Records from a collection of figures
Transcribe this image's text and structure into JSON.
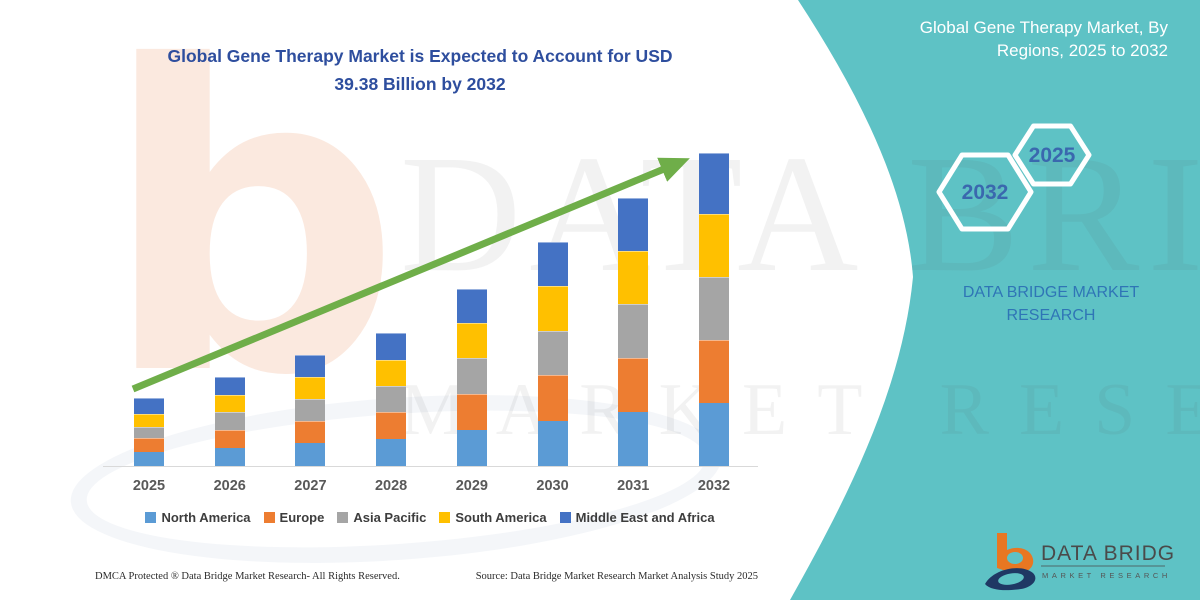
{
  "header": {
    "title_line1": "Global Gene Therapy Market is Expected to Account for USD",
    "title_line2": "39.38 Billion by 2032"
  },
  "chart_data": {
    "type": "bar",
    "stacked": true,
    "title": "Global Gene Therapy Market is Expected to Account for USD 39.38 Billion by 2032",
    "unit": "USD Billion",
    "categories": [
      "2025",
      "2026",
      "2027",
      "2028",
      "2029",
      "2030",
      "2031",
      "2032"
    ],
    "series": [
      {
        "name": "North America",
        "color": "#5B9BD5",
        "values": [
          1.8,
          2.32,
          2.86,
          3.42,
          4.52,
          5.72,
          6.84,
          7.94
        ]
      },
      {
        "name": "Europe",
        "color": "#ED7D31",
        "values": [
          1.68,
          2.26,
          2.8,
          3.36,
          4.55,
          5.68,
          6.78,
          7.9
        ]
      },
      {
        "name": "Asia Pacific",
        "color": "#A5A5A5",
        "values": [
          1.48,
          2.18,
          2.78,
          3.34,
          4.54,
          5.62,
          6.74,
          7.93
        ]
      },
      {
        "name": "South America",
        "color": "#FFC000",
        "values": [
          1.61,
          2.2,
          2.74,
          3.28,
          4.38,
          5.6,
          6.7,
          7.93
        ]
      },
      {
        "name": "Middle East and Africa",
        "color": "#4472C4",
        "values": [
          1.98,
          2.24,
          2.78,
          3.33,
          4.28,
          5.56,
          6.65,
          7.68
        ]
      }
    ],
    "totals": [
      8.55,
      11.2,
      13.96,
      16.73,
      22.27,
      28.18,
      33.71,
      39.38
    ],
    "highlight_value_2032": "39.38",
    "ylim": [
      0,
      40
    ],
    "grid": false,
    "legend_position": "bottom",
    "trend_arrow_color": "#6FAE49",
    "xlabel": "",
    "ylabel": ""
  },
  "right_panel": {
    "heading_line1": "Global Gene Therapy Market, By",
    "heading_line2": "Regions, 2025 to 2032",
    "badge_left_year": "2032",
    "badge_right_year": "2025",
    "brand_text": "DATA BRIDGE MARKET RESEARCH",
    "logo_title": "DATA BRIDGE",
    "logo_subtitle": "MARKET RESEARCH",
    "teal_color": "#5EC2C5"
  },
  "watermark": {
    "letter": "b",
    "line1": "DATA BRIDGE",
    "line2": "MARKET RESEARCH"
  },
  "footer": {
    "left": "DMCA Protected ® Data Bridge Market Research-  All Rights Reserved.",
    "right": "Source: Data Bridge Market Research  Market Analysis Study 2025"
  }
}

| Task goal |
What must be returned is a bare number, the count of lines in the entries holding the string "Expected".

| Written response |
2